▶ **Task directions**
What is needed is an exact copy of the entries below, with the pictures left out.

▶ **Available data**
======
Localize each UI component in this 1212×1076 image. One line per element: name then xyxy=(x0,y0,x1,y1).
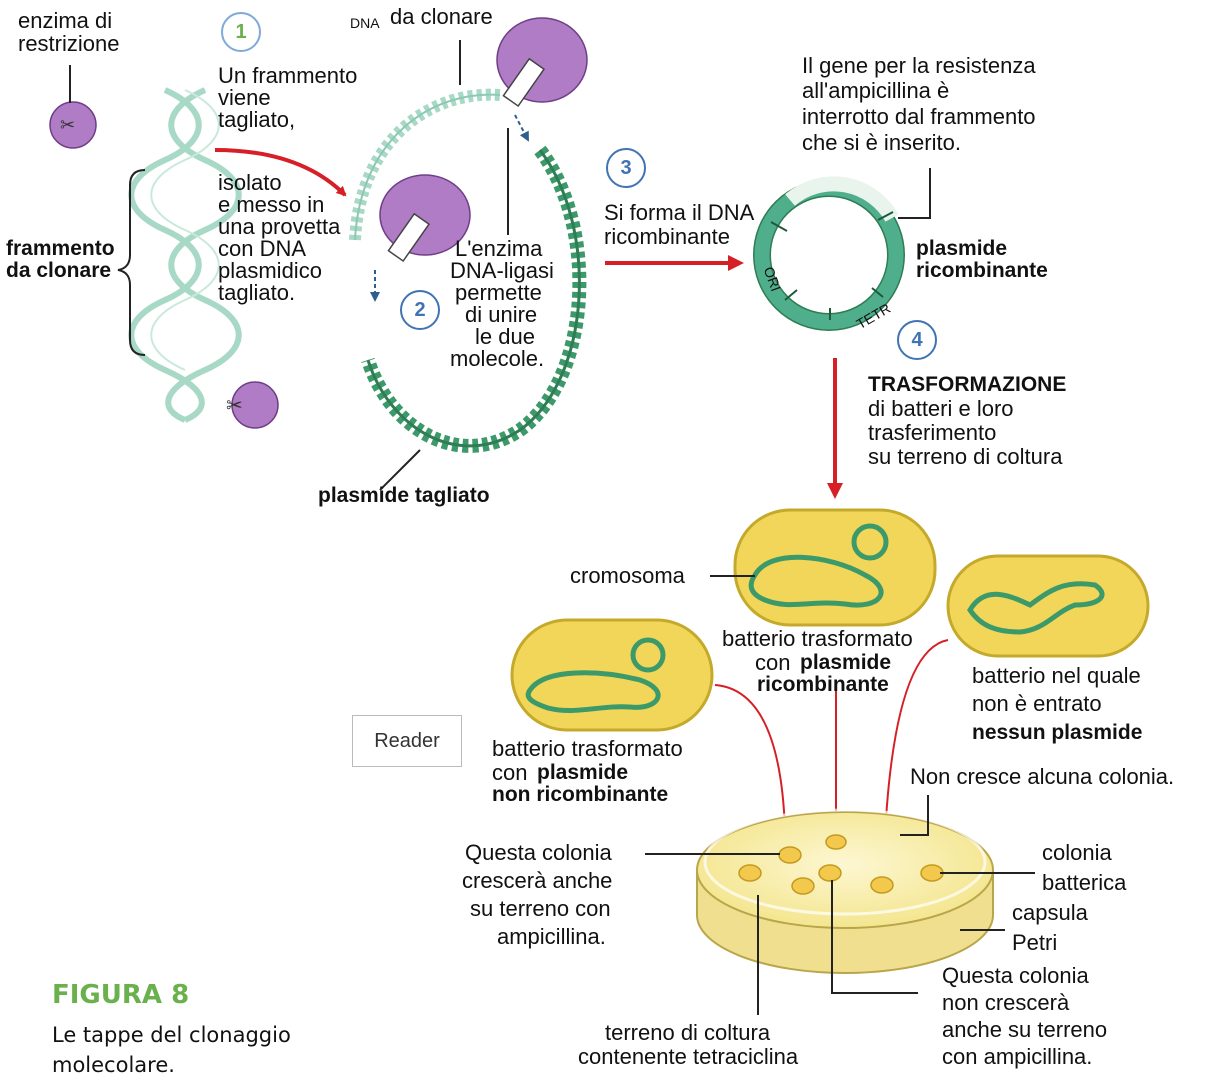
bacterium-recombinant xyxy=(733,508,937,627)
step1-line-2: viene xyxy=(218,85,271,110)
gene-line-1: Il gene per la resistenza xyxy=(802,53,1036,78)
step1-line-1: Un frammento xyxy=(218,63,358,88)
bact-none-line-1: batterio nel quale xyxy=(972,663,1141,688)
reader-button[interactable]: Reader xyxy=(352,715,462,767)
step1b-line-4: con DNA xyxy=(218,236,307,261)
colony-label-1: colonia xyxy=(1042,840,1112,865)
figure-title: FIGURA 8 xyxy=(52,980,190,1010)
colony-not-grow-line-3: anche su terreno xyxy=(942,1017,1108,1042)
gene-line-3: interrotto dal frammento xyxy=(802,104,1036,129)
restriction-enzyme-bottom: ✂ xyxy=(226,381,279,429)
dna-helix-left xyxy=(128,87,242,423)
transformation-title: TRASFORMAZIONE xyxy=(868,373,1067,396)
recomb-plasmid-label-2: ricombinante xyxy=(916,259,1048,282)
colony-not-grow-line-4: con ampicillina. xyxy=(942,1044,1093,1069)
no-colony-label: Non cresce alcuna colonia. xyxy=(910,764,1175,789)
gene-line-4: che si è inserito. xyxy=(802,130,961,155)
step1b-line-3: una provetta xyxy=(218,214,341,239)
transformation-line-3: su terreno di coltura xyxy=(868,444,1063,469)
ligase-line-4: di unire xyxy=(465,302,538,327)
bact-none-line-3: nessun plasmide xyxy=(972,721,1143,744)
bact-nonrecomb-line-1: batterio trasformato xyxy=(492,736,683,761)
step-3-badge: 3 xyxy=(606,148,646,188)
petri-dish xyxy=(696,808,994,974)
step1-line-3: tagliato, xyxy=(218,107,296,132)
bact-recomb-line-2-prefix: con xyxy=(755,650,791,675)
bact-recomb-line-2-bold: plasmide xyxy=(800,651,892,674)
enzyme-label-2: restrizione xyxy=(18,31,120,56)
bact-nonrecomb-line-2-bold: plasmide xyxy=(537,761,629,784)
step3-line-1: Si forma il DNA xyxy=(604,200,755,225)
chromosome-label: cromosoma xyxy=(570,563,685,588)
svg-text:✂: ✂ xyxy=(60,115,75,136)
bact-nonrecomb-line-3: non ricombinante xyxy=(492,783,669,806)
ligase-line-5: le due xyxy=(475,324,535,349)
step1b-line-5: plasmidico xyxy=(218,258,322,283)
dna-to-clone-label: da clonare xyxy=(390,4,493,29)
svg-text:✂: ✂ xyxy=(226,393,243,417)
step1b-line-2: e messo in xyxy=(218,192,325,217)
colony-grows-line-2: crescerà anche xyxy=(462,868,613,893)
step1b-line-6: tagliato. xyxy=(218,280,296,305)
colony-not-grow-line-1: Questa colonia xyxy=(942,963,1089,988)
bact-recomb-line-1: batterio trasformato xyxy=(722,626,913,651)
colony-grows-line-1: Questa colonia xyxy=(465,840,612,865)
bact-recomb-line-3: ricombinante xyxy=(757,673,889,696)
enzyme-label-1: enzima di xyxy=(18,8,113,33)
figure-caption: Le tappe del clonaggio molecolare. xyxy=(52,1023,291,1076)
ligase-line-2: DNA-ligasi xyxy=(450,258,554,283)
fragment-brace xyxy=(117,169,146,356)
dna-prefix: DNA xyxy=(350,15,380,31)
step-2-badge: 2 xyxy=(400,290,440,330)
transformation-line-2: trasferimento xyxy=(868,420,997,445)
step3-line-2: ricombinante xyxy=(604,224,730,249)
bact-none-line-2: non è entrato xyxy=(972,691,1102,716)
recomb-plasmid-label-1: plasmide xyxy=(916,237,1008,260)
ligase-enzyme-mid xyxy=(379,174,471,263)
ligase-line-1: L'enzima xyxy=(455,236,543,261)
petri-label-2: Petri xyxy=(1012,930,1058,955)
medium-line-2: contenente tetraciclina xyxy=(578,1044,799,1069)
step-1-badge: 1 xyxy=(221,12,261,52)
medium-line-1: terreno di coltura xyxy=(605,1020,771,1045)
ligase-enzyme-top xyxy=(496,17,588,108)
bacterium-non-recombinant xyxy=(510,618,714,732)
bacterium-no-plasmid xyxy=(946,554,1150,658)
transformation-line-1: di batteri e loro xyxy=(868,396,1014,421)
restriction-enzyme-top: ✂ xyxy=(49,65,97,149)
arrow-to-plasmid xyxy=(214,148,347,197)
colony-label-2: batterica xyxy=(1042,870,1127,895)
colony-not-grow-line-2: non crescerà xyxy=(942,990,1070,1015)
recombinant-plasmid xyxy=(753,176,905,331)
bacterial-colonies xyxy=(738,834,944,895)
ligase-line-6: molecole. xyxy=(450,346,545,371)
fragment-label-1: frammento xyxy=(6,237,115,260)
fragment-label-2: da clonare xyxy=(6,259,112,282)
cut-plasmid xyxy=(349,88,587,453)
colony-grows-line-4: ampicillina. xyxy=(497,924,606,949)
gene-line-2: all'ampicillina è xyxy=(802,78,950,103)
step-4-badge: 4 xyxy=(897,320,937,360)
cut-plasmid-label: plasmide tagliato xyxy=(318,484,490,507)
ligase-line-3: permette xyxy=(455,280,542,305)
petri-label-1: capsula xyxy=(1012,900,1088,925)
bact-nonrecomb-line-2-prefix: con xyxy=(492,760,528,785)
step1b-line-1: isolato xyxy=(218,170,282,195)
colony-grows-line-3: su terreno con xyxy=(470,896,611,921)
======
▶ **Task solution**
Localize each UI component in this 1212×1076 image. One line per element: name then xyxy=(x0,y0,x1,y1).
bacterium-recombinant xyxy=(733,508,937,627)
step1-line-2: viene xyxy=(218,85,271,110)
gene-line-1: Il gene per la resistenza xyxy=(802,53,1036,78)
step1-line-1: Un frammento xyxy=(218,63,358,88)
bact-none-line-1: batterio nel quale xyxy=(972,663,1141,688)
reader-button[interactable]: Reader xyxy=(352,715,462,767)
step1b-line-4: con DNA xyxy=(218,236,307,261)
colony-label-1: colonia xyxy=(1042,840,1112,865)
figure-title: FIGURA 8 xyxy=(52,980,190,1010)
colony-not-grow-line-3: anche su terreno xyxy=(942,1017,1108,1042)
gene-line-3: interrotto dal frammento xyxy=(802,104,1036,129)
restriction-enzyme-bottom: ✂ xyxy=(226,381,279,429)
dna-helix-left xyxy=(128,87,242,423)
transformation-title: TRASFORMAZIONE xyxy=(868,373,1067,396)
recomb-plasmid-label-2: ricombinante xyxy=(916,259,1048,282)
colony-not-grow-line-4: con ampicillina. xyxy=(942,1044,1093,1069)
no-colony-label: Non cresce alcuna colonia. xyxy=(910,764,1175,789)
gene-line-4: che si è inserito. xyxy=(802,130,961,155)
step1b-line-3: una provetta xyxy=(218,214,341,239)
transformation-line-3: su terreno di coltura xyxy=(868,444,1063,469)
ligase-line-4: di unire xyxy=(465,302,538,327)
bact-none-line-3: nessun plasmide xyxy=(972,721,1143,744)
bact-nonrecomb-line-1: batterio trasformato xyxy=(492,736,683,761)
step-3-badge: 3 xyxy=(606,148,646,188)
petri-dish xyxy=(696,808,994,974)
step1-line-3: tagliato, xyxy=(218,107,296,132)
bact-recomb-line-2-prefix: con xyxy=(755,650,791,675)
bact-recomb-line-2-bold: plasmide xyxy=(800,651,892,674)
enzyme-label-2: restrizione xyxy=(18,31,120,56)
bact-nonrecomb-line-2-bold: plasmide xyxy=(537,761,629,784)
step3-line-1: Si forma il DNA xyxy=(604,200,755,225)
chromosome-label: cromosoma xyxy=(570,563,685,588)
svg-text:✂: ✂ xyxy=(60,115,75,136)
bact-nonrecomb-line-3: non ricombinante xyxy=(492,783,669,806)
ligase-line-5: le due xyxy=(475,324,535,349)
step1b-line-5: plasmidico xyxy=(218,258,322,283)
dna-to-clone-label: da clonare xyxy=(390,4,493,29)
svg-text:✂: ✂ xyxy=(226,393,243,417)
step1b-line-2: e messo in xyxy=(218,192,325,217)
colony-grows-line-2: crescerà anche xyxy=(462,868,613,893)
step1b-line-6: tagliato. xyxy=(218,280,296,305)
colony-not-grow-line-1: Questa colonia xyxy=(942,963,1089,988)
bact-recomb-line-1: batterio trasformato xyxy=(722,626,913,651)
colony-grows-line-1: Questa colonia xyxy=(465,840,612,865)
bact-recomb-line-3: ricombinante xyxy=(757,673,889,696)
enzyme-label-1: enzima di xyxy=(18,8,113,33)
figure-caption: Le tappe del clonaggio molecolare. xyxy=(52,1023,291,1076)
ligase-line-2: DNA-ligasi xyxy=(450,258,554,283)
fragment-brace xyxy=(117,169,146,356)
dna-prefix: DNA xyxy=(350,15,380,31)
step-2-badge: 2 xyxy=(400,290,440,330)
transformation-line-2: trasferimento xyxy=(868,420,997,445)
step3-line-2: ricombinante xyxy=(604,224,730,249)
bact-none-line-2: non è entrato xyxy=(972,691,1102,716)
recomb-plasmid-label-1: plasmide xyxy=(916,237,1008,260)
ligase-enzyme-mid xyxy=(379,174,471,263)
ligase-line-1: L'enzima xyxy=(455,236,543,261)
petri-label-2: Petri xyxy=(1012,930,1058,955)
medium-line-2: contenente tetraciclina xyxy=(578,1044,799,1069)
step-1-badge: 1 xyxy=(221,12,261,52)
medium-line-1: terreno di coltura xyxy=(605,1020,771,1045)
ligase-enzyme-top xyxy=(496,17,588,108)
bacterium-non-recombinant xyxy=(510,618,714,732)
bacterium-no-plasmid xyxy=(946,554,1150,658)
transformation-line-1: di batteri e loro xyxy=(868,396,1014,421)
restriction-enzyme-top: ✂ xyxy=(49,65,97,149)
arrow-to-plasmid xyxy=(214,148,347,197)
colony-label-2: batterica xyxy=(1042,870,1127,895)
colony-not-grow-line-2: non crescerà xyxy=(942,990,1070,1015)
recombinant-plasmid xyxy=(753,176,905,331)
bacterial-colonies xyxy=(738,834,944,895)
ligase-line-6: molecole. xyxy=(450,346,545,371)
fragment-label-1: frammento xyxy=(6,237,115,260)
fragment-label-2: da clonare xyxy=(6,259,112,282)
cut-plasmid xyxy=(349,88,587,453)
colony-grows-line-4: ampicillina. xyxy=(497,924,606,949)
gene-line-2: all'ampicillina è xyxy=(802,78,950,103)
step-4-badge: 4 xyxy=(897,320,937,360)
cut-plasmid-label: plasmide tagliato xyxy=(318,484,490,507)
ligase-line-3: permette xyxy=(455,280,542,305)
petri-label-1: capsula xyxy=(1012,900,1088,925)
bact-nonrecomb-line-2-prefix: con xyxy=(492,760,528,785)
step1b-line-1: isolato xyxy=(218,170,282,195)
colony-grows-line-3: su terreno con xyxy=(470,896,611,921)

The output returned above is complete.